The task =>
Provide nothing beyond the count of lines that include the string "现有疑似增速".

Records =>
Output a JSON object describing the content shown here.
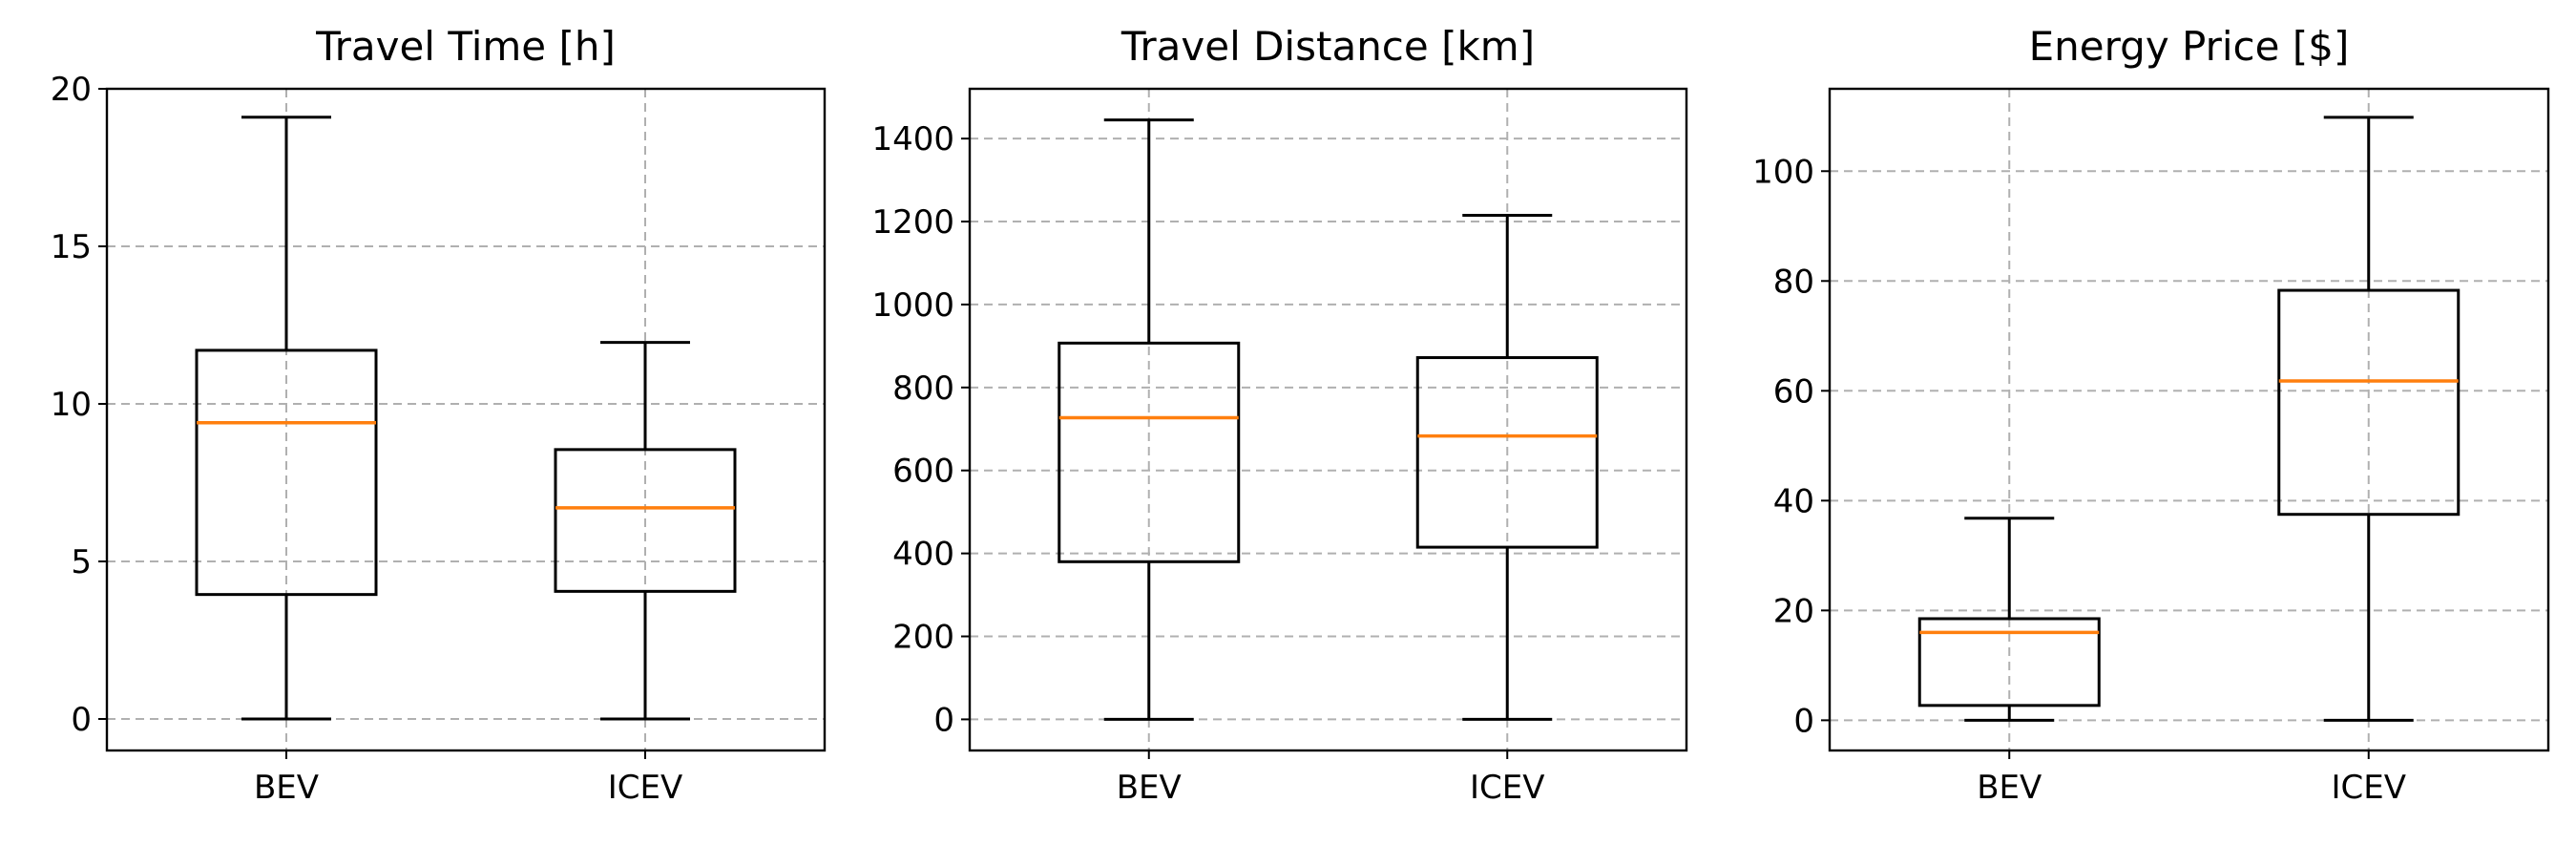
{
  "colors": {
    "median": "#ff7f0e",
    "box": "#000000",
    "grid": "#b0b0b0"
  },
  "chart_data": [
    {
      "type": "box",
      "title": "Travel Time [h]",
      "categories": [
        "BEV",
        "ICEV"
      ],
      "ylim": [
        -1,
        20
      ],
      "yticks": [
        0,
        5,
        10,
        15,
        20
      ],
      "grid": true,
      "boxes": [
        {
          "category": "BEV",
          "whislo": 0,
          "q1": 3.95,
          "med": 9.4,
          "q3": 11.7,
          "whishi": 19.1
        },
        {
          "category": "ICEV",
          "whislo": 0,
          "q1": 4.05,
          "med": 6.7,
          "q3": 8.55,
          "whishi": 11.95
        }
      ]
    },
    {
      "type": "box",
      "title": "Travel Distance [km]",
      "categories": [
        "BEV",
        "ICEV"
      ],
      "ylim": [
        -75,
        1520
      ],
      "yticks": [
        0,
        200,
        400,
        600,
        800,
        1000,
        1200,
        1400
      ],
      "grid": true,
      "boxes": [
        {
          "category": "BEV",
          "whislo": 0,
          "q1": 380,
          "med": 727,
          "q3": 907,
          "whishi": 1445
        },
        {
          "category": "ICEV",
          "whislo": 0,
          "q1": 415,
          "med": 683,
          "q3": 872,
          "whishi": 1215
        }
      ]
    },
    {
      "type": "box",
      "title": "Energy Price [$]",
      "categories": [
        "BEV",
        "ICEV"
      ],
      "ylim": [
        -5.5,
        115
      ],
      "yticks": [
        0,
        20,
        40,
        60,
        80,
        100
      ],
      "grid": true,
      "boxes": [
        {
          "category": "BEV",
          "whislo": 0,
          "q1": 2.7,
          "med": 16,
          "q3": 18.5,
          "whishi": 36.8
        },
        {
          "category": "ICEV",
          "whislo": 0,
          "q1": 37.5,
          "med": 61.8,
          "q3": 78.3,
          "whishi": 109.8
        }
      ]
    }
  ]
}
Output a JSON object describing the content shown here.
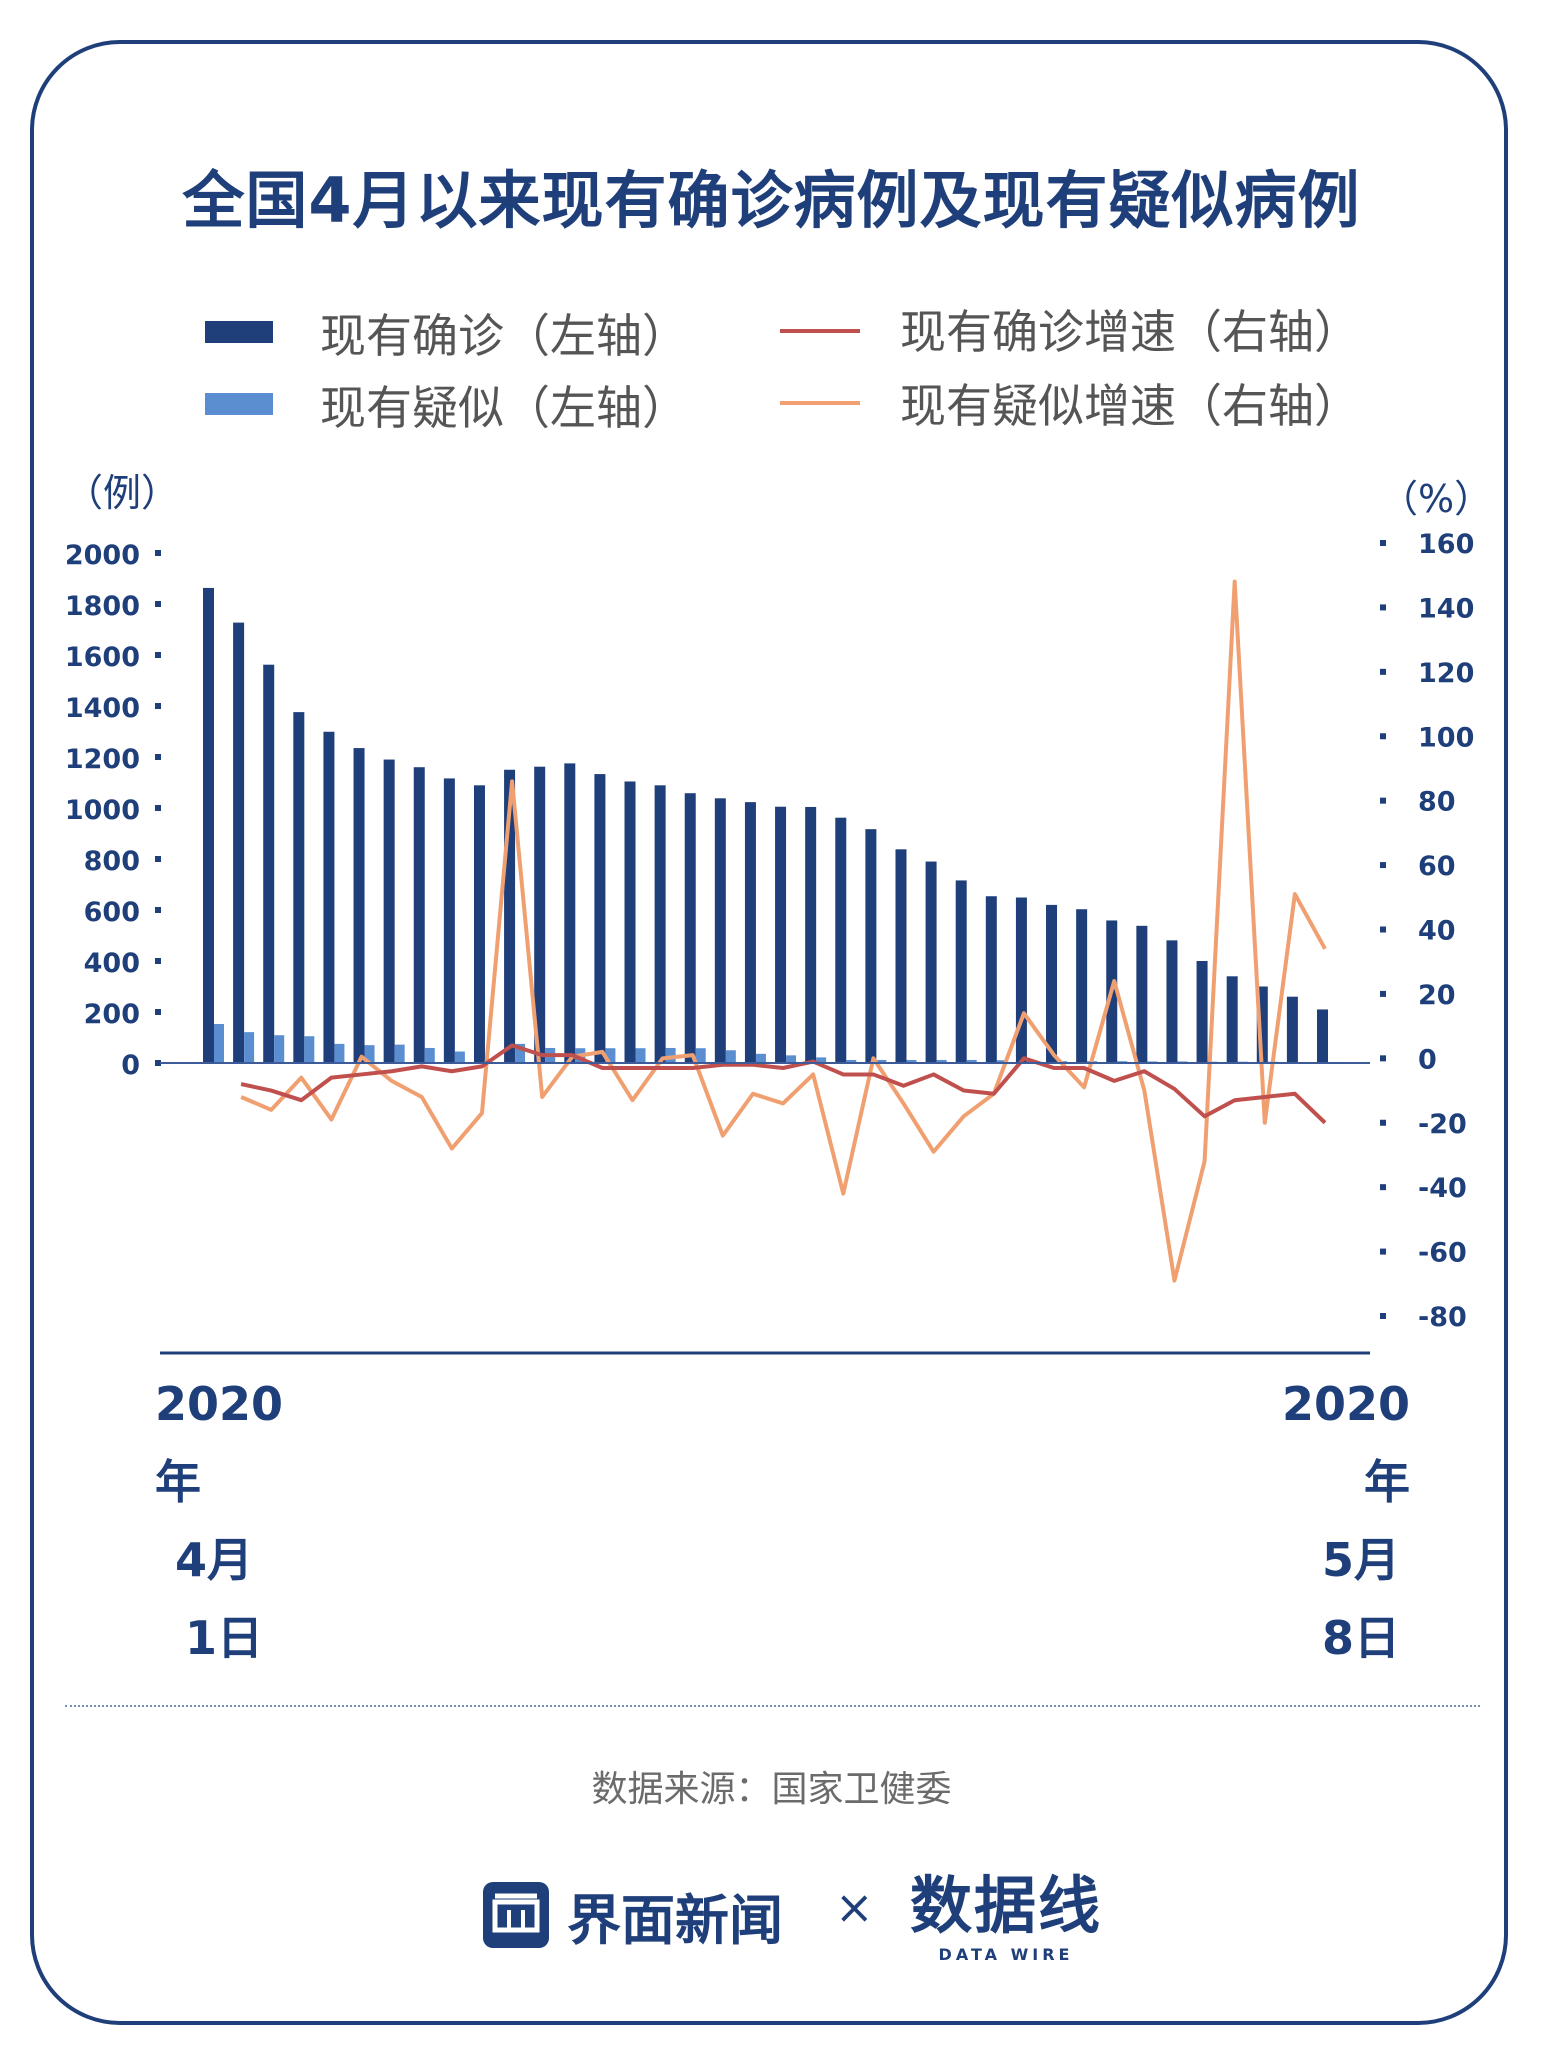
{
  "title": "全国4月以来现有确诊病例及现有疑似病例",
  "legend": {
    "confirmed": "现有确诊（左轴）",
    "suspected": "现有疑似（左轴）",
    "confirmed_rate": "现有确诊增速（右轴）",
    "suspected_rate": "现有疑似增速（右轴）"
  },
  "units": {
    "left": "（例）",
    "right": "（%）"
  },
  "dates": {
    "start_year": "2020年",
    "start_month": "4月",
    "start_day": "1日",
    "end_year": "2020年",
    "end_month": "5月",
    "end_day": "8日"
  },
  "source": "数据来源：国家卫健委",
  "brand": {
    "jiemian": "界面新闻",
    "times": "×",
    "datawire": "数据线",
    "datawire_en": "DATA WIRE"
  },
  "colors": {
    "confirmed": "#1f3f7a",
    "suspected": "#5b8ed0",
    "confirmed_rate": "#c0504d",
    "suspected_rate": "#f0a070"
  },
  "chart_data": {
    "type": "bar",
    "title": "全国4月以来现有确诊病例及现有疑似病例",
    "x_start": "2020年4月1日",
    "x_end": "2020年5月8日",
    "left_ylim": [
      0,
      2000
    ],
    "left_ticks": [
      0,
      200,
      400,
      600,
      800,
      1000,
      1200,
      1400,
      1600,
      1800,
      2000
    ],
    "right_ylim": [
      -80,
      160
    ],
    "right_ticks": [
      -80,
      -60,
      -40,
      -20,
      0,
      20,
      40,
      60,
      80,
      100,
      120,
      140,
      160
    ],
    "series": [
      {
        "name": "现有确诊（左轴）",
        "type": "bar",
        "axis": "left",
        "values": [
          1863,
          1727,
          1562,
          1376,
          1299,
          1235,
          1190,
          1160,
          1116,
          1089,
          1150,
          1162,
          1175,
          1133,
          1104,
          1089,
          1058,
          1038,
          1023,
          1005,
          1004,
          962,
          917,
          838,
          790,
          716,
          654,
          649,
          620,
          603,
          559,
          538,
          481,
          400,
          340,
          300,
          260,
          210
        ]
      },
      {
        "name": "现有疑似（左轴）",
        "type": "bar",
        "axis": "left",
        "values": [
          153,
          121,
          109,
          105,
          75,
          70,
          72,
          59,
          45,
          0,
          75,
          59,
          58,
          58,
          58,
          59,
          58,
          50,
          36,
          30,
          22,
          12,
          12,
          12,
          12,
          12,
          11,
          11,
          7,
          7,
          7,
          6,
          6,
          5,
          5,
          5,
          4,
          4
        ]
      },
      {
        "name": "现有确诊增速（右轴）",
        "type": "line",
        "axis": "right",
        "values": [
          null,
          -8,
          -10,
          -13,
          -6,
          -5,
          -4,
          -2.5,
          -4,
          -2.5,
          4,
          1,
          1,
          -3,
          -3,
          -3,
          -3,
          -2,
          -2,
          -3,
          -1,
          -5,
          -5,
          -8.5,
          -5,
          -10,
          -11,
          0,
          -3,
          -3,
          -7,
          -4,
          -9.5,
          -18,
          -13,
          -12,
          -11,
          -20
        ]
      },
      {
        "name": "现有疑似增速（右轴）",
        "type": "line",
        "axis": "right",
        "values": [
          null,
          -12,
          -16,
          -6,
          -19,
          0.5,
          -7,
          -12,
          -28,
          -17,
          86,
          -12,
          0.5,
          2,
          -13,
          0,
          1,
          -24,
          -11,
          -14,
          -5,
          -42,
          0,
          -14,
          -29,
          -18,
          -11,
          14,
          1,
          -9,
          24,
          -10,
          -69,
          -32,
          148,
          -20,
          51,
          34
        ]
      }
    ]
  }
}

Solution for this exercise =>
2